Extracted records =>
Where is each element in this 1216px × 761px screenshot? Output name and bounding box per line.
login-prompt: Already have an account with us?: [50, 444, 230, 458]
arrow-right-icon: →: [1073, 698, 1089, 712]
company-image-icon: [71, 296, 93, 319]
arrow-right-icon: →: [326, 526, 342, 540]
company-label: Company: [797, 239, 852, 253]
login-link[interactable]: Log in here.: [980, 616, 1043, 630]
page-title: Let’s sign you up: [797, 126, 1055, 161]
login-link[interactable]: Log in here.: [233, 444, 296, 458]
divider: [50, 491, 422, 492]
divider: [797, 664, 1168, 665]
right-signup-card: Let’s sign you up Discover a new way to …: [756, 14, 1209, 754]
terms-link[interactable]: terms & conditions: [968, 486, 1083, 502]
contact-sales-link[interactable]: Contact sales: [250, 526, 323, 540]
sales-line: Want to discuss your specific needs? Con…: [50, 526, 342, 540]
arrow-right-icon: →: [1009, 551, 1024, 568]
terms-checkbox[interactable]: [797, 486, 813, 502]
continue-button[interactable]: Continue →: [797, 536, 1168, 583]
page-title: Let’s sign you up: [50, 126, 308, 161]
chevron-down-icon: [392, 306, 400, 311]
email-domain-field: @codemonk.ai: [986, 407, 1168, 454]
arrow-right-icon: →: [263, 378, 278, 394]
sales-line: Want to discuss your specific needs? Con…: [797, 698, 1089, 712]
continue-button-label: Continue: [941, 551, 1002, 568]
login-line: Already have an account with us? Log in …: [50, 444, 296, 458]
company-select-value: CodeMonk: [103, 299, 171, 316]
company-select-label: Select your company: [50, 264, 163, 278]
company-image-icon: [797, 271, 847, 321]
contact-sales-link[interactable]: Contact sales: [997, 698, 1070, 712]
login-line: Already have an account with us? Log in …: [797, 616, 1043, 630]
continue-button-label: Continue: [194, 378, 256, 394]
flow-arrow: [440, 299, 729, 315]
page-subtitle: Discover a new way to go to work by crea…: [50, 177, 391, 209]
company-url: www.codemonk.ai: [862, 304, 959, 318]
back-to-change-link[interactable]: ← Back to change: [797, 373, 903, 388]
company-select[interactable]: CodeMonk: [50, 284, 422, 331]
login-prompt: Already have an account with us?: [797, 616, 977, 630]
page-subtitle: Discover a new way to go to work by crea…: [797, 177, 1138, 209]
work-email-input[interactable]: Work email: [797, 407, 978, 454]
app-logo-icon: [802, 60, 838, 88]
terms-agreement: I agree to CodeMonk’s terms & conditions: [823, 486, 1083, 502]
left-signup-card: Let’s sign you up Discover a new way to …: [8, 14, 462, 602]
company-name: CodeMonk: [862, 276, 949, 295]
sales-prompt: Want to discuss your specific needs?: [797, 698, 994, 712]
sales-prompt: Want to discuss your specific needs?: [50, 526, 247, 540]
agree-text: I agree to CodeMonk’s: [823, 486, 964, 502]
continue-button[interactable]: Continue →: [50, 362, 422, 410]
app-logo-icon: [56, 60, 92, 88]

The task =>
Copy these records line for line, with nothing changed.

Solution to the problem =>
Where is each element in this 1216px × 761px screenshot? Output name and bounding box per line.
login-prompt: Already have an account with us?: [50, 444, 230, 458]
arrow-right-icon: →: [1073, 698, 1089, 712]
company-image-icon: [71, 296, 93, 319]
arrow-right-icon: →: [326, 526, 342, 540]
company-label: Company: [797, 239, 852, 253]
login-link[interactable]: Log in here.: [980, 616, 1043, 630]
page-title: Let’s sign you up: [797, 126, 1055, 161]
login-link[interactable]: Log in here.: [233, 444, 296, 458]
divider: [50, 491, 422, 492]
divider: [797, 664, 1168, 665]
right-signup-card: Let’s sign you up Discover a new way to …: [756, 14, 1209, 754]
terms-link[interactable]: terms & conditions: [968, 486, 1083, 502]
contact-sales-link[interactable]: Contact sales: [250, 526, 323, 540]
sales-line: Want to discuss your specific needs? Con…: [50, 526, 342, 540]
arrow-right-icon: →: [1009, 551, 1024, 568]
terms-checkbox[interactable]: [797, 486, 813, 502]
continue-button[interactable]: Continue →: [797, 536, 1168, 583]
page-title: Let’s sign you up: [50, 126, 308, 161]
chevron-down-icon: [392, 306, 400, 311]
email-domain-field: @codemonk.ai: [986, 407, 1168, 454]
arrow-right-icon: →: [263, 378, 278, 394]
sales-line: Want to discuss your specific needs? Con…: [797, 698, 1089, 712]
continue-button-label: Continue: [941, 551, 1002, 568]
login-line: Already have an account with us? Log in …: [50, 444, 296, 458]
company-select-value: CodeMonk: [103, 299, 171, 316]
company-select-label: Select your company: [50, 264, 163, 278]
company-image-icon: [797, 271, 847, 321]
contact-sales-link[interactable]: Contact sales: [997, 698, 1070, 712]
login-line: Already have an account with us? Log in …: [797, 616, 1043, 630]
continue-button-label: Continue: [194, 378, 256, 394]
flow-arrow: [440, 299, 729, 315]
page-subtitle: Discover a new way to go to work by crea…: [50, 177, 391, 209]
company-url: www.codemonk.ai: [862, 304, 959, 318]
back-to-change-link[interactable]: ← Back to change: [797, 373, 903, 388]
company-select[interactable]: CodeMonk: [50, 284, 422, 331]
login-prompt: Already have an account with us?: [797, 616, 977, 630]
page-subtitle: Discover a new way to go to work by crea…: [797, 177, 1138, 209]
work-email-input[interactable]: Work email: [797, 407, 978, 454]
app-logo-icon: [802, 60, 838, 88]
terms-agreement: I agree to CodeMonk’s terms & conditions: [823, 486, 1083, 502]
left-signup-card: Let’s sign you up Discover a new way to …: [8, 14, 462, 602]
company-name: CodeMonk: [862, 276, 949, 295]
sales-prompt: Want to discuss your specific needs?: [797, 698, 994, 712]
sales-prompt: Want to discuss your specific needs?: [50, 526, 247, 540]
agree-text: I agree to CodeMonk’s: [823, 486, 964, 502]
continue-button[interactable]: Continue →: [50, 362, 422, 410]
app-logo-icon: [56, 60, 92, 88]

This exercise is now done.